▶ _DIRECTIONS FOR THIS TASK_: Rewrite the lines of all the items below as one numbered list, omitting any blank lines.

☆ ☆ ☆ ☆ ☆ ☆ ☆

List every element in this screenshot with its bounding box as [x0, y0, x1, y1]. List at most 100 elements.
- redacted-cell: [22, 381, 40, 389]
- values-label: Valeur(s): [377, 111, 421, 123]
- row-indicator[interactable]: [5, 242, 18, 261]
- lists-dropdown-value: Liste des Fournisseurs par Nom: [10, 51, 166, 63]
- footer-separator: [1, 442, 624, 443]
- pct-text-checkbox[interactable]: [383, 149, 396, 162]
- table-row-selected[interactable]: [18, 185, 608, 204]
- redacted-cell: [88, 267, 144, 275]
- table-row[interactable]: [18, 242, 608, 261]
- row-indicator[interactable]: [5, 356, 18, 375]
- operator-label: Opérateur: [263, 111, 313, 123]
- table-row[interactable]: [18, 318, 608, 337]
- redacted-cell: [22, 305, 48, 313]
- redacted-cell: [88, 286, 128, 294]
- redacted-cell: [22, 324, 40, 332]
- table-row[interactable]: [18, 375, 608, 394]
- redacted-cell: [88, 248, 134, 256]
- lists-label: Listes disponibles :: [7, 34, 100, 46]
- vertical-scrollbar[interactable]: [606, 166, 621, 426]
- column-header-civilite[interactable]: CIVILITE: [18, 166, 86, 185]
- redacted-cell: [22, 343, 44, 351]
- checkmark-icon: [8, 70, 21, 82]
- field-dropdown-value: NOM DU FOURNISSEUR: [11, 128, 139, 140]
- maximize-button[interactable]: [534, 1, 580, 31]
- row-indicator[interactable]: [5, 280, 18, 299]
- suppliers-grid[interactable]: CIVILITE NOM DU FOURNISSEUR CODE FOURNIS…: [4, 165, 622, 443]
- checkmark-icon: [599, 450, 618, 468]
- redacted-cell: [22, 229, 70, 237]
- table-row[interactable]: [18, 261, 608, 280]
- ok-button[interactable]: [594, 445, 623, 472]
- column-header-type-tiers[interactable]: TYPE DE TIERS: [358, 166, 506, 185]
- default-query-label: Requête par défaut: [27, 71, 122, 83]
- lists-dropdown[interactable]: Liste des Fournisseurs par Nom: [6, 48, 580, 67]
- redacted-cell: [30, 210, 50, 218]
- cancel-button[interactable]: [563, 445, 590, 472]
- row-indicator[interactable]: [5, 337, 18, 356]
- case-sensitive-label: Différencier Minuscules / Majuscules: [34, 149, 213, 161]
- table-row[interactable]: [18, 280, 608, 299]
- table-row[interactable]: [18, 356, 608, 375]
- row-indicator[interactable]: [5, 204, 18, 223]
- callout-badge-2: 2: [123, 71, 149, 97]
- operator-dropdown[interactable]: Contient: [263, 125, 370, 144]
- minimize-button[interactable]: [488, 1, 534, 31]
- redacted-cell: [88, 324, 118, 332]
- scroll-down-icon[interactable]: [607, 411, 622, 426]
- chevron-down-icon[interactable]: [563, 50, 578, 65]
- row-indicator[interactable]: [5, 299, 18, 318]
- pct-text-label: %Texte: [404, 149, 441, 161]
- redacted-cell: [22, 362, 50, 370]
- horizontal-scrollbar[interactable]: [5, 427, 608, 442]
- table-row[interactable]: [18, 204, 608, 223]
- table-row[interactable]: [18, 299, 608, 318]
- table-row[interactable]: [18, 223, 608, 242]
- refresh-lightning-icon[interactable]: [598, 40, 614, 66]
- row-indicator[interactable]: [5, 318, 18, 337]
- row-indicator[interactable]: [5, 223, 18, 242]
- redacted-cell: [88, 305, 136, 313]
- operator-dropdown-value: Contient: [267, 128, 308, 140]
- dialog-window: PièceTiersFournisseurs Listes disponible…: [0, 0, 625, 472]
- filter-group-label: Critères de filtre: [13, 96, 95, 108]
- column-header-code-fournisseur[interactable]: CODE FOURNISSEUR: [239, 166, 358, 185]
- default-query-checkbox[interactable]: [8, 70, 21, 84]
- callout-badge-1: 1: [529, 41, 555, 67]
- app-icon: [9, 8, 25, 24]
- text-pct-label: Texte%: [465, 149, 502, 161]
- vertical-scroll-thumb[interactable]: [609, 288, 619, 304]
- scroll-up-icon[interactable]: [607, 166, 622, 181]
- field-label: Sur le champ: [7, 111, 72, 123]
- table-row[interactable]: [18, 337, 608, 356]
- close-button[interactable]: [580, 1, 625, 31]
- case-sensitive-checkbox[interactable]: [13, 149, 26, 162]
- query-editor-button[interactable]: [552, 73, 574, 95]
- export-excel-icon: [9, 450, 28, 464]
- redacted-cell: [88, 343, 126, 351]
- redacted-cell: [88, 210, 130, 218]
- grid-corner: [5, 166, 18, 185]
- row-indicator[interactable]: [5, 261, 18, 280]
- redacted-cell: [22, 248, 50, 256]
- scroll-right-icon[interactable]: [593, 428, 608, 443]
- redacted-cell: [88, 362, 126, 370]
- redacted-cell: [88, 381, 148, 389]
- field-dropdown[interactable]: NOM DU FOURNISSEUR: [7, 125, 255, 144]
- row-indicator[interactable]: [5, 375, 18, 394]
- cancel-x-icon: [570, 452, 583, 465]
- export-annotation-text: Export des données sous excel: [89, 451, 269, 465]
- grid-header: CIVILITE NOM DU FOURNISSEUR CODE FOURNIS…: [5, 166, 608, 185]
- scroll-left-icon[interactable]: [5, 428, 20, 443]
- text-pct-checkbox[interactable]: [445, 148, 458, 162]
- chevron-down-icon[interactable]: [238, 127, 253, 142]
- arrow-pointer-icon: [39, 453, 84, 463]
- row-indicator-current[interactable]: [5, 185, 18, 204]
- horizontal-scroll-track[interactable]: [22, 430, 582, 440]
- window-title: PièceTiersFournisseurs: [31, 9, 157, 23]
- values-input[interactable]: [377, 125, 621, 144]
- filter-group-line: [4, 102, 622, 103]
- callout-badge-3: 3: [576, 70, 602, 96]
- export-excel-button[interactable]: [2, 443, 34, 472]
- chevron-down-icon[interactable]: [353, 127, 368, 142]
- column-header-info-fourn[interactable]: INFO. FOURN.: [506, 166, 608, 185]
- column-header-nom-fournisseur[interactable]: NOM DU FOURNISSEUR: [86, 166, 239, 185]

☆ ☆ ☆ ☆ ☆ ☆ ☆

▶ _ANSWER FOR THIS EXERCISE_:
1. List every element in this screenshot with its bounding box as [x0, y0, x1, y1]. List at most 100 elements.
2. - redacted-cell: [22, 381, 40, 389]
3. - values-label: Valeur(s): [377, 111, 421, 123]
4. - row-indicator[interactable]: [5, 242, 18, 261]
5. - lists-dropdown-value: Liste des Fournisseurs par Nom: [10, 51, 166, 63]
6. - footer-separator: [1, 442, 624, 443]
7. - pct-text-checkbox[interactable]: [383, 149, 396, 162]
8. - table-row-selected[interactable]: [18, 185, 608, 204]
9. - redacted-cell: [88, 267, 144, 275]
10. - table-row[interactable]: [18, 242, 608, 261]
11. - row-indicator[interactable]: [5, 356, 18, 375]
12. - operator-label: Opérateur: [263, 111, 313, 123]
13. - table-row[interactable]: [18, 318, 608, 337]
14. - redacted-cell: [22, 305, 48, 313]
15. - redacted-cell: [88, 286, 128, 294]
16. - redacted-cell: [22, 324, 40, 332]
17. - table-row[interactable]: [18, 375, 608, 394]
18. - redacted-cell: [88, 248, 134, 256]
19. - lists-label: Listes disponibles :: [7, 34, 100, 46]
20. - vertical-scrollbar[interactable]: [606, 166, 621, 426]
21. - column-header-civilite[interactable]: CIVILITE: [18, 166, 86, 185]
22. - redacted-cell: [22, 343, 44, 351]
23. - checkmark-icon: [8, 70, 21, 82]
24. - field-dropdown-value: NOM DU FOURNISSEUR: [11, 128, 139, 140]
25. - maximize-button[interactable]: [534, 1, 580, 31]
26. - row-indicator[interactable]: [5, 280, 18, 299]
27. - suppliers-grid[interactable]: CIVILITE NOM DU FOURNISSEUR CODE FOURNIS…: [4, 165, 622, 443]
28. - checkmark-icon: [599, 450, 618, 468]
29. - redacted-cell: [22, 229, 70, 237]
30. - table-row[interactable]: [18, 261, 608, 280]
31. - ok-button[interactable]: [594, 445, 623, 472]
32. - column-header-type-tiers[interactable]: TYPE DE TIERS: [358, 166, 506, 185]
33. - default-query-label: Requête par défaut: [27, 71, 122, 83]
34. - lists-dropdown[interactable]: Liste des Fournisseurs par Nom: [6, 48, 580, 67]
35. - redacted-cell: [30, 210, 50, 218]
36. - cancel-button[interactable]: [563, 445, 590, 472]
37. - row-indicator[interactable]: [5, 337, 18, 356]
38. - case-sensitive-label: Différencier Minuscules / Majuscules: [34, 149, 213, 161]
39. - table-row[interactable]: [18, 280, 608, 299]
40. - table-row[interactable]: [18, 356, 608, 375]
41. - row-indicator[interactable]: [5, 204, 18, 223]
42. - callout-badge-2: 2: [123, 71, 149, 97]
43. - operator-dropdown[interactable]: Contient: [263, 125, 370, 144]
44. - minimize-button[interactable]: [488, 1, 534, 31]
45. - redacted-cell: [88, 324, 118, 332]
46. - scroll-down-icon[interactable]: [607, 411, 622, 426]
47. - chevron-down-icon[interactable]: [563, 50, 578, 65]
48. - row-indicator[interactable]: [5, 299, 18, 318]
49. - pct-text-label: %Texte: [404, 149, 441, 161]
50. - redacted-cell: [22, 362, 50, 370]
51. - horizontal-scrollbar[interactable]: [5, 427, 608, 442]
52. - table-row[interactable]: [18, 204, 608, 223]
53. - table-row[interactable]: [18, 299, 608, 318]
54. - table-row[interactable]: [18, 223, 608, 242]
55. - refresh-lightning-icon[interactable]: [598, 40, 614, 66]
56. - row-indicator[interactable]: [5, 318, 18, 337]
57. - row-indicator[interactable]: [5, 223, 18, 242]
58. - redacted-cell: [88, 305, 136, 313]
59. - operator-dropdown-value: Contient: [267, 128, 308, 140]
60. - dialog-window: PièceTiersFournisseurs Listes disponible…: [0, 0, 625, 472]
61. - filter-group-label: Critères de filtre: [13, 96, 95, 108]
62. - column-header-code-fournisseur[interactable]: CODE FOURNISSEUR: [239, 166, 358, 185]
63. - default-query-checkbox[interactable]: [8, 70, 21, 84]
64. - callout-badge-1: 1: [529, 41, 555, 67]
65. - app-icon: [9, 8, 25, 24]
66. - text-pct-label: Texte%: [465, 149, 502, 161]
67. - vertical-scroll-thumb[interactable]: [609, 288, 619, 304]
68. - scroll-up-icon[interactable]: [607, 166, 622, 181]
69. - field-label: Sur le champ: [7, 111, 72, 123]
70. - table-row[interactable]: [18, 337, 608, 356]
71. - close-button[interactable]: [580, 1, 625, 31]
72. - case-sensitive-checkbox[interactable]: [13, 149, 26, 162]
73. - query-editor-button[interactable]: [552, 73, 574, 95]
74. - export-excel-icon: [9, 450, 28, 464]
75. - redacted-cell: [88, 343, 126, 351]
76. - redacted-cell: [88, 210, 130, 218]
77. - grid-corner: [5, 166, 18, 185]
78. - row-indicator[interactable]: [5, 261, 18, 280]
79. - redacted-cell: [22, 248, 50, 256]
80. - scroll-right-icon[interactable]: [593, 428, 608, 443]
81. - redacted-cell: [88, 362, 126, 370]
82. - redacted-cell: [88, 381, 148, 389]
83. - field-dropdown[interactable]: NOM DU FOURNISSEUR: [7, 125, 255, 144]
84. - row-indicator[interactable]: [5, 375, 18, 394]
85. - cancel-x-icon: [570, 452, 583, 465]
86. - export-annotation-text: Export des données sous excel: [89, 451, 269, 465]
87. - grid-header: CIVILITE NOM DU FOURNISSEUR CODE FOURNIS…: [5, 166, 608, 185]
88. - scroll-left-icon[interactable]: [5, 428, 20, 443]
89. - text-pct-checkbox[interactable]: [445, 148, 458, 162]
90. - chevron-down-icon[interactable]: [238, 127, 253, 142]
91. - arrow-pointer-icon: [39, 453, 84, 463]
92. - row-indicator-current[interactable]: [5, 185, 18, 204]
93. - horizontal-scroll-track[interactable]: [22, 430, 582, 440]
94. - window-title: PièceTiersFournisseurs: [31, 9, 157, 23]
95. - values-input[interactable]: [377, 125, 621, 144]
96. - filter-group-line: [4, 102, 622, 103]
97. - callout-badge-3: 3: [576, 70, 602, 96]
98. - export-excel-button[interactable]: [2, 443, 34, 472]
99. - chevron-down-icon[interactable]: [353, 127, 368, 142]
100. - column-header-info-fourn[interactable]: INFO. FOURN.: [506, 166, 608, 185]
101. - column-header-nom-fournisseur[interactable]: NOM DU FOURNISSEUR: [86, 166, 239, 185]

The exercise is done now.